▶ **REQUIREMENTS**: Write out exactly the lines below that run from the line containing "What does this" through the last line of the records.

-- Start RECORDED INFORMATION --

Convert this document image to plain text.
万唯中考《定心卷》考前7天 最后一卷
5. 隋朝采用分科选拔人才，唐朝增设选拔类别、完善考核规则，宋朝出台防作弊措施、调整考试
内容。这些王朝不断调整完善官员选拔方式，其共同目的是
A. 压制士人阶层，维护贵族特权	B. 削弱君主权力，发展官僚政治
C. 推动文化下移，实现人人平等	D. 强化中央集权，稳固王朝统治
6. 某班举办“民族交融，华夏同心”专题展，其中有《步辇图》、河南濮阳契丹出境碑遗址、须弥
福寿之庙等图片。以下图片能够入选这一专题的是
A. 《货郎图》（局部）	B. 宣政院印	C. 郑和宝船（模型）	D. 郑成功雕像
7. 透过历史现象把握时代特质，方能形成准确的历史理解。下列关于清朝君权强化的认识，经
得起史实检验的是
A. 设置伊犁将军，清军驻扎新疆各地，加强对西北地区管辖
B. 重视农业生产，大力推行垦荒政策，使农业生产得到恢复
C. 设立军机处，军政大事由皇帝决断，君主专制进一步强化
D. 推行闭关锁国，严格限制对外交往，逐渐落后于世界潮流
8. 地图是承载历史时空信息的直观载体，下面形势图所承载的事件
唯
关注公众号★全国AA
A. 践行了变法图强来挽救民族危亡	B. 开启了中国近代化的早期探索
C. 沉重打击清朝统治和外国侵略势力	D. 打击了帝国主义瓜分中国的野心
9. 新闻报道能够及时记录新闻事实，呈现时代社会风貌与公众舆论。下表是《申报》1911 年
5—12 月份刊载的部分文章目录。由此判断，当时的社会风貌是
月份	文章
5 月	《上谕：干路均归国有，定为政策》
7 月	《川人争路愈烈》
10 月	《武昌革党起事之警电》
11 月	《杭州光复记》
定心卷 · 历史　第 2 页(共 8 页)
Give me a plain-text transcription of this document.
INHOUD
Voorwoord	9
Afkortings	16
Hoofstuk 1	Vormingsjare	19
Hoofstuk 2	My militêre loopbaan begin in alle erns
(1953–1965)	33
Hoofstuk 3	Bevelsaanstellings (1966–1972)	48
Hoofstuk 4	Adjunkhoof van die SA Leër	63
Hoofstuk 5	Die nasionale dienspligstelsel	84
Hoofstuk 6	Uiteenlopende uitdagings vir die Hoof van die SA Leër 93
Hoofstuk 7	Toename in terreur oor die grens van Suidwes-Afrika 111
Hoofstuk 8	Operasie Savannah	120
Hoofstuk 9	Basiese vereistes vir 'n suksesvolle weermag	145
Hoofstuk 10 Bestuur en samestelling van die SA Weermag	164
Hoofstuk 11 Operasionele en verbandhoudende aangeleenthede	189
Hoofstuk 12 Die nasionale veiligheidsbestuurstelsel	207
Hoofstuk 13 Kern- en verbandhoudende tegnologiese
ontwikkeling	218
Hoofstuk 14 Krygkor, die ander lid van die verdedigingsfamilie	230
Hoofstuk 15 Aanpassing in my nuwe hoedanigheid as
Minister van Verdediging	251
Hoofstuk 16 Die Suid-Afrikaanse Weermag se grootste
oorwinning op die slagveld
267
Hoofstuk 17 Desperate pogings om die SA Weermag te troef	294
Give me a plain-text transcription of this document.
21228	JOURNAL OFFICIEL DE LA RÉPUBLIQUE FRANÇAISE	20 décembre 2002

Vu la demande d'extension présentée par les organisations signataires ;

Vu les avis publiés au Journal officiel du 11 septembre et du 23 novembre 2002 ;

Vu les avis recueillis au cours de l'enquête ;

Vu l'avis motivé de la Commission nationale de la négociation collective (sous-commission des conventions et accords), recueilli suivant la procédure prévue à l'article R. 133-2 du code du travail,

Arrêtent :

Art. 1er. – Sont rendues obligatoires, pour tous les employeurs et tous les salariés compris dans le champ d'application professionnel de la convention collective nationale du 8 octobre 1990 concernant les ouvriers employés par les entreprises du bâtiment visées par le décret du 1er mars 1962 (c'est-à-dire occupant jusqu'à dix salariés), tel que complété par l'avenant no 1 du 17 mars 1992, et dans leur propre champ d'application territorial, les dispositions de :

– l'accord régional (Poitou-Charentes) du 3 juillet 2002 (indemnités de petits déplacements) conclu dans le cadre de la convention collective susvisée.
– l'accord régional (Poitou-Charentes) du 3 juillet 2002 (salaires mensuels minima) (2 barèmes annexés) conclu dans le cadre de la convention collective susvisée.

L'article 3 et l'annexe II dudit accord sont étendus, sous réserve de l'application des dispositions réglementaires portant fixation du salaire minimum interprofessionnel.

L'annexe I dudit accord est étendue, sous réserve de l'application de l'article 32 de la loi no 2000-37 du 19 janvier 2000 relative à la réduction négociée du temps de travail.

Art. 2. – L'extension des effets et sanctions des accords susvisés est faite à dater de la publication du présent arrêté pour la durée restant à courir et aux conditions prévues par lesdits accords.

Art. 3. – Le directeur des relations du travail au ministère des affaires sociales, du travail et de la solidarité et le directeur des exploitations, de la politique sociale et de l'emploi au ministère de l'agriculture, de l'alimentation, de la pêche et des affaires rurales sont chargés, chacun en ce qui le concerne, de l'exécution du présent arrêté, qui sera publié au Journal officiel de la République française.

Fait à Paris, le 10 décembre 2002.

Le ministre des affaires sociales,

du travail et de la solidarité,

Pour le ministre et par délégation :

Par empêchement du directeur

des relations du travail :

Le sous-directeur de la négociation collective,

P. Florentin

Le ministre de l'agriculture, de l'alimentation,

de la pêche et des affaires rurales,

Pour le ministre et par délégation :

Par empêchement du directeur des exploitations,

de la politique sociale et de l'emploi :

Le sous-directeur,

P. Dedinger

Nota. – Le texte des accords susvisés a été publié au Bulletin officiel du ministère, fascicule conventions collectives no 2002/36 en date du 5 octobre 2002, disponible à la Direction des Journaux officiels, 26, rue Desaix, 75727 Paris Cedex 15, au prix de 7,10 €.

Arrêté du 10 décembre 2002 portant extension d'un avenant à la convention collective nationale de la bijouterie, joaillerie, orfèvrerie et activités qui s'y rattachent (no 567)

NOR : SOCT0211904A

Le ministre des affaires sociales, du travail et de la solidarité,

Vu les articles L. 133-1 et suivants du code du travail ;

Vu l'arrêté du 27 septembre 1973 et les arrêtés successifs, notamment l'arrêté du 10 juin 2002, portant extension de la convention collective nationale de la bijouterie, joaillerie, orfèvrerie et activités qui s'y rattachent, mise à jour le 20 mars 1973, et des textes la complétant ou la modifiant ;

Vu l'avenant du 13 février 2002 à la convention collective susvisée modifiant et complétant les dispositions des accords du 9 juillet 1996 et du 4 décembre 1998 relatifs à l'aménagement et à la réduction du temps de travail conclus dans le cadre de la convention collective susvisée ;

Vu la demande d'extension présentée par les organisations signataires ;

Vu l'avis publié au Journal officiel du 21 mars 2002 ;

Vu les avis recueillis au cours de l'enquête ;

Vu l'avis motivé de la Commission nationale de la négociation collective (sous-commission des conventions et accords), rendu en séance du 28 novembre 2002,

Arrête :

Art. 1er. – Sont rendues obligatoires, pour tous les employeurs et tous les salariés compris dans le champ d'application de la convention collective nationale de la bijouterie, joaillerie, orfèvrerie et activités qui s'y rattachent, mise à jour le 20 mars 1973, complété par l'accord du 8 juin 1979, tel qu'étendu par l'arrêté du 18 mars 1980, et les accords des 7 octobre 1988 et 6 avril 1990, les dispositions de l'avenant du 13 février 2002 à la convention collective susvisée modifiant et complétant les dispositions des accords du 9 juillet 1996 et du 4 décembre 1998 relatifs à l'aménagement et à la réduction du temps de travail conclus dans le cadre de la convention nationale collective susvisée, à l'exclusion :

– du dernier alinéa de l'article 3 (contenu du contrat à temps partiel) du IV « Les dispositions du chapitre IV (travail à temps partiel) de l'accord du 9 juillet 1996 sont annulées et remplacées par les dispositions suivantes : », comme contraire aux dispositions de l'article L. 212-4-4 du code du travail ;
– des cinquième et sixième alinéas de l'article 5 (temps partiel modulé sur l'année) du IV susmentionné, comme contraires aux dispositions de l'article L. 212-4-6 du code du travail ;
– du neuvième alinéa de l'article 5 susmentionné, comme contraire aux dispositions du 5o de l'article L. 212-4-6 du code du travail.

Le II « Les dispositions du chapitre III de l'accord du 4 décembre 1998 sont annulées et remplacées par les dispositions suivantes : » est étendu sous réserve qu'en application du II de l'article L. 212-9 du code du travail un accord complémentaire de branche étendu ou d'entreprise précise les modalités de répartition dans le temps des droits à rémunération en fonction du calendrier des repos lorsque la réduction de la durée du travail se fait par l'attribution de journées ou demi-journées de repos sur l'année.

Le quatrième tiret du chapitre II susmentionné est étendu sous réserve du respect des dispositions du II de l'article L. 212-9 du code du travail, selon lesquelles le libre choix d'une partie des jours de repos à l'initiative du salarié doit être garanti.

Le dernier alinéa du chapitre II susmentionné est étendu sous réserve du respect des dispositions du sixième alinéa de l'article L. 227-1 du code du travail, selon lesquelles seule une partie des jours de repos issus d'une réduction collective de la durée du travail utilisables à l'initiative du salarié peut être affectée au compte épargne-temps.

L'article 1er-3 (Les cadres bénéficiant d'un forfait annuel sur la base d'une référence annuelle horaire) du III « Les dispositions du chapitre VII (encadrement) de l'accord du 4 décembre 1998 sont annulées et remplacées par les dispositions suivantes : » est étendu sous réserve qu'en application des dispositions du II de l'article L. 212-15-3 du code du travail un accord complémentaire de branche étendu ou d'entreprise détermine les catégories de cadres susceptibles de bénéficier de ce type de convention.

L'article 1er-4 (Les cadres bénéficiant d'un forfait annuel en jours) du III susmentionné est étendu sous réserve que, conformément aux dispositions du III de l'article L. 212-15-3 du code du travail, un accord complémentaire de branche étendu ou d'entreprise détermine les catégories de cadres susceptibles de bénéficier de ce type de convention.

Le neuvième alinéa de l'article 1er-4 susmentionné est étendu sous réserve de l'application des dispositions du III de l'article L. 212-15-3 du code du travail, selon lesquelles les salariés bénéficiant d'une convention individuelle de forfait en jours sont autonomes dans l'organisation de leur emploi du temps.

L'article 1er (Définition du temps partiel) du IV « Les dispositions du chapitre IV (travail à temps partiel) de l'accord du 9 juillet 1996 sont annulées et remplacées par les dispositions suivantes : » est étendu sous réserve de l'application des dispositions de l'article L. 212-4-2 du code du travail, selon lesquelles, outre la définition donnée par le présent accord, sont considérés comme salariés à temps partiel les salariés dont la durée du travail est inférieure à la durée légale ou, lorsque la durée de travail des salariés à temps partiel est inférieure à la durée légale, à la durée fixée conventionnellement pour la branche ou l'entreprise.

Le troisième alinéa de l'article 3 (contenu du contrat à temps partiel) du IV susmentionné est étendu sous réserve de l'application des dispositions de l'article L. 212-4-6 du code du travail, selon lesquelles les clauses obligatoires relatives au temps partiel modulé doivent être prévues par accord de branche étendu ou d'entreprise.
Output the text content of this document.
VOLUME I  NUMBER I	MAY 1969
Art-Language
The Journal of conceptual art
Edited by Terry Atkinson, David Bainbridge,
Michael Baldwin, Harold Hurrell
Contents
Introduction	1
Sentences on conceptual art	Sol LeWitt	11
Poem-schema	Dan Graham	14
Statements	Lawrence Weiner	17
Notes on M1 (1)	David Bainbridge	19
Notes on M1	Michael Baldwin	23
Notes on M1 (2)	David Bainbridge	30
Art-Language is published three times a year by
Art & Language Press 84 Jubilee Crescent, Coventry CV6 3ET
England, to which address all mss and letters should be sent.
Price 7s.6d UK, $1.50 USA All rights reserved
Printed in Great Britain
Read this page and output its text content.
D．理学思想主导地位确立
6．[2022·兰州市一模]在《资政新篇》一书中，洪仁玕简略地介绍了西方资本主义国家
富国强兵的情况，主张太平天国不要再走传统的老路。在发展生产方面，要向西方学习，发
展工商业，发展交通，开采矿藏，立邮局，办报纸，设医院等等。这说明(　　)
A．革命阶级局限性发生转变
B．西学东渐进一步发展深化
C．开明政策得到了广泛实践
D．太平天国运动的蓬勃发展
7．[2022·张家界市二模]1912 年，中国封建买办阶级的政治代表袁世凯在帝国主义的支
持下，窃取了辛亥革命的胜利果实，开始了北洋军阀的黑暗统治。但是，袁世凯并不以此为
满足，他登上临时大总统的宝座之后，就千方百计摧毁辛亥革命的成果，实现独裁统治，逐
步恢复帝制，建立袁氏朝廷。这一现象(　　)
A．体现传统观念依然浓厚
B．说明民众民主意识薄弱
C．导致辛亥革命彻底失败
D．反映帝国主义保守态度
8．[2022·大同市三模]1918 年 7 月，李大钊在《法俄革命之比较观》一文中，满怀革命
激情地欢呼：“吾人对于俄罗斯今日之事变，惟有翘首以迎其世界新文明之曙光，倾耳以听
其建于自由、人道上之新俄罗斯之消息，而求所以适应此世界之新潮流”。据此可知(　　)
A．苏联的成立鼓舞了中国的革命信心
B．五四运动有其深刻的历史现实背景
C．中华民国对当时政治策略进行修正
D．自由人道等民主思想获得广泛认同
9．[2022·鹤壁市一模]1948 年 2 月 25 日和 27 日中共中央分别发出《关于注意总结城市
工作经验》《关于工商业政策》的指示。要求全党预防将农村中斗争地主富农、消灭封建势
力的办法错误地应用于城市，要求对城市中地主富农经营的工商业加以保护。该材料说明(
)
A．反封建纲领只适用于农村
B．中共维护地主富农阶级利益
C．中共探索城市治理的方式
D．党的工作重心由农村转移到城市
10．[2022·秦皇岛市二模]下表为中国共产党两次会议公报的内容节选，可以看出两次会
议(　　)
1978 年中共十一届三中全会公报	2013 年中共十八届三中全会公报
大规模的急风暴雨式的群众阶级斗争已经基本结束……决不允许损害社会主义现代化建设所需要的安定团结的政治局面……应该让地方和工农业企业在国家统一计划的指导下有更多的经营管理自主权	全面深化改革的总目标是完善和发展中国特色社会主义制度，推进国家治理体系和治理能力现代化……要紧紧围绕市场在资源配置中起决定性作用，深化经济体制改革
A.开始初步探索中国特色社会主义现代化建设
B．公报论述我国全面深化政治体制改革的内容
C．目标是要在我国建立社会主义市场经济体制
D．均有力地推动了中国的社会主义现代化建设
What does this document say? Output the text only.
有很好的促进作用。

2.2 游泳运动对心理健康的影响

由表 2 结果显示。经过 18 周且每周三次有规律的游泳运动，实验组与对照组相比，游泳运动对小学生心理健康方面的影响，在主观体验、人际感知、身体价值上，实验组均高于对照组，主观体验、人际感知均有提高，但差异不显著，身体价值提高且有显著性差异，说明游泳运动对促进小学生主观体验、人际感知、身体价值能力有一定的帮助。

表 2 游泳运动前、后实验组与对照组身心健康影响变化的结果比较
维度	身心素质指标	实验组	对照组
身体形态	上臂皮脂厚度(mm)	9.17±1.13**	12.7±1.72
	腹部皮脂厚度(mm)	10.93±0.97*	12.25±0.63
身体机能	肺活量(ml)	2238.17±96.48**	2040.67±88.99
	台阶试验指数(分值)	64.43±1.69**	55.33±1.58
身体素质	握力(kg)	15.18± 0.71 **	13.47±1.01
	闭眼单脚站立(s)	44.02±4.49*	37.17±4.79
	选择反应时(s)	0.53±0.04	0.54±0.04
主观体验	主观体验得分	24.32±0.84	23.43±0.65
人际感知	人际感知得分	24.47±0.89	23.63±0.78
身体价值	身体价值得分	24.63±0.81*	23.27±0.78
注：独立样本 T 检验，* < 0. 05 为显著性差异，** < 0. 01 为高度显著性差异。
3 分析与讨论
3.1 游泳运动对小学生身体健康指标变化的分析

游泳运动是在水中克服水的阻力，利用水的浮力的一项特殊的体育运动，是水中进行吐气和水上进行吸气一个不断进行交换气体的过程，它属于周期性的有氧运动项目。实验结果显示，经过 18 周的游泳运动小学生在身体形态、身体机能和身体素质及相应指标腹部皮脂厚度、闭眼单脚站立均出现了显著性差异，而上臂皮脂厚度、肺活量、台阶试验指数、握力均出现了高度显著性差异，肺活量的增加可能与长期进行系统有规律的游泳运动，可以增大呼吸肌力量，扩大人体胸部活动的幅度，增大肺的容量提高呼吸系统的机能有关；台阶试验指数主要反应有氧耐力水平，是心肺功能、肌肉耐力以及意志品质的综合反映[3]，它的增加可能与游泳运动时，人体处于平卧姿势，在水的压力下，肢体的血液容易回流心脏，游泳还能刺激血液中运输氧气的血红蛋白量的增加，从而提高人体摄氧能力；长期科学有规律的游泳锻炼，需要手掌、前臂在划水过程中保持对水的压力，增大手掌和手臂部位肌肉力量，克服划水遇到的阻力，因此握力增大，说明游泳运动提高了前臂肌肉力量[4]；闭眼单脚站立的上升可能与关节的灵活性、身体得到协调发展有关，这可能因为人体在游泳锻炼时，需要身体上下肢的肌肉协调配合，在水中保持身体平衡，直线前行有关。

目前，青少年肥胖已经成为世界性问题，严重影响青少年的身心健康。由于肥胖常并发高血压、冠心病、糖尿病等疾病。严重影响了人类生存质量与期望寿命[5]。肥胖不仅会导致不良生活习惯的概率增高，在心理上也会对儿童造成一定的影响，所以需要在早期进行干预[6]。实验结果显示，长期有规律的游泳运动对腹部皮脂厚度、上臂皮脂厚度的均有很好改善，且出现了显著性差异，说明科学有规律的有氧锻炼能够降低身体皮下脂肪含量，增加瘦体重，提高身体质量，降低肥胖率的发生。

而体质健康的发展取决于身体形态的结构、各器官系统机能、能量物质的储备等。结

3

-- End RECORDED INFORMATION --

▶ **EXERCISE RESPONSE**:
What does this document say? Output the text only.
有很好的促进作用。

2.2 游泳运动对心理健康的影响

由表 2 结果显示。经过 18 周且每周三次有规律的游泳运动，实验组与对照组相比，游泳运动对小学生心理健康方面的影响，在主观体验、人际感知、身体价值上，实验组均高于对照组，主观体验、人际感知均有提高，但差异不显著，身体价值提高且有显著性差异，说明游泳运动对促进小学生主观体验、人际感知、身体价值能力有一定的帮助。

表 2 游泳运动前、后实验组与对照组身心健康影响变化的结果比较
维度	身心素质指标	实验组	对照组
身体形态	上臂皮脂厚度(mm)	9.17±1.13**	12.7±1.72
	腹部皮脂厚度(mm)	10.93±0.97*	12.25±0.63
身体机能	肺活量(ml)	2238.17±96.48**	2040.67±88.99
	台阶试验指数(分值)	64.43±1.69**	55.33±1.58
身体素质	握力(kg)	15.18± 0.71 **	13.47±1.01
	闭眼单脚站立(s)	44.02±4.49*	37.17±4.79
	选择反应时(s)	0.53±0.04	0.54±0.04
主观体验	主观体验得分	24.32±0.84	23.43±0.65
人际感知	人际感知得分	24.47±0.89	23.63±0.78
身体价值	身体价值得分	24.63±0.81*	23.27±0.78
注：独立样本 T 检验，* < 0. 05 为显著性差异，** < 0. 01 为高度显著性差异。
3 分析与讨论
3.1 游泳运动对小学生身体健康指标变化的分析

游泳运动是在水中克服水的阻力，利用水的浮力的一项特殊的体育运动，是水中进行吐气和水上进行吸气一个不断进行交换气体的过程，它属于周期性的有氧运动项目。实验结果显示，经过 18 周的游泳运动小学生在身体形态、身体机能和身体素质及相应指标腹部皮脂厚度、闭眼单脚站立均出现了显著性差异，而上臂皮脂厚度、肺活量、台阶试验指数、握力均出现了高度显著性差异，肺活量的增加可能与长期进行系统有规律的游泳运动，可以增大呼吸肌力量，扩大人体胸部活动的幅度，增大肺的容量提高呼吸系统的机能有关；台阶试验指数主要反应有氧耐力水平，是心肺功能、肌肉耐力以及意志品质的综合反映[3]，它的增加可能与游泳运动时，人体处于平卧姿势，在水的压力下，肢体的血液容易回流心脏，游泳还能刺激血液中运输氧气的血红蛋白量的增加，从而提高人体摄氧能力；长期科学有规律的游泳锻炼，需要手掌、前臂在划水过程中保持对水的压力，增大手掌和手臂部位肌肉力量，克服划水遇到的阻力，因此握力增大，说明游泳运动提高了前臂肌肉力量[4]；闭眼单脚站立的上升可能与关节的灵活性、身体得到协调发展有关，这可能因为人体在游泳锻炼时，需要身体上下肢的肌肉协调配合，在水中保持身体平衡，直线前行有关。

目前，青少年肥胖已经成为世界性问题，严重影响青少年的身心健康。由于肥胖常并发高血压、冠心病、糖尿病等疾病。严重影响了人类生存质量与期望寿命[5]。肥胖不仅会导致不良生活习惯的概率增高，在心理上也会对儿童造成一定的影响，所以需要在早期进行干预[6]。实验结果显示，长期有规律的游泳运动对腹部皮脂厚度、上臂皮脂厚度的均有很好改善，且出现了显著性差异，说明科学有规律的有氧锻炼能够降低身体皮下脂肪含量，增加瘦体重，提高身体质量，降低肥胖率的发生。

而体质健康的发展取决于身体形态的结构、各器官系统机能、能量物质的储备等。结

3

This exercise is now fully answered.